▸ **REQUIRED WORK**
Retype everything in the listing, leaving each line exactly as it is.

----------

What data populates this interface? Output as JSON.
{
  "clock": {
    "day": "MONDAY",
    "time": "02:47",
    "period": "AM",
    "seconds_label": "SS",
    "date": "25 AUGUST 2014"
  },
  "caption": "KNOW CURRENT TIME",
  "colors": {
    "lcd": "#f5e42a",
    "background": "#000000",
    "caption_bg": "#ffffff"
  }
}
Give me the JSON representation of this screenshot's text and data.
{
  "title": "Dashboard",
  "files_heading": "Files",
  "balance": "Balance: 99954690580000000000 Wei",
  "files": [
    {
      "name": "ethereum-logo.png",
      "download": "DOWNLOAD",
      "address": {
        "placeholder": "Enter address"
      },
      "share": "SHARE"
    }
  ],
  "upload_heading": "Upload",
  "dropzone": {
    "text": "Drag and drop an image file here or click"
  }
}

----------

▸ **EXERCISE SOLUTION**
What data populates this interface? Output as JSON.
{
  "clock": {
    "day": "MONDAY",
    "time": "02:47",
    "period": "AM",
    "seconds_label": "SS",
    "date": "25 AUGUST 2014"
  },
  "caption": "KNOW CURRENT TIME",
  "colors": {
    "lcd": "#f5e42a",
    "background": "#000000",
    "caption_bg": "#ffffff"
  }
}
Give me the JSON representation of this screenshot's text and data.
{
  "title": "Dashboard",
  "files_heading": "Files",
  "balance": "Balance: 99954690580000000000 Wei",
  "files": [
    {
      "name": "ethereum-logo.png",
      "download": "DOWNLOAD",
      "address": {
        "placeholder": "Enter address"
      },
      "share": "SHARE"
    }
  ],
  "upload_heading": "Upload",
  "dropzone": {
    "text": "Drag and drop an image file here or click"
  }
}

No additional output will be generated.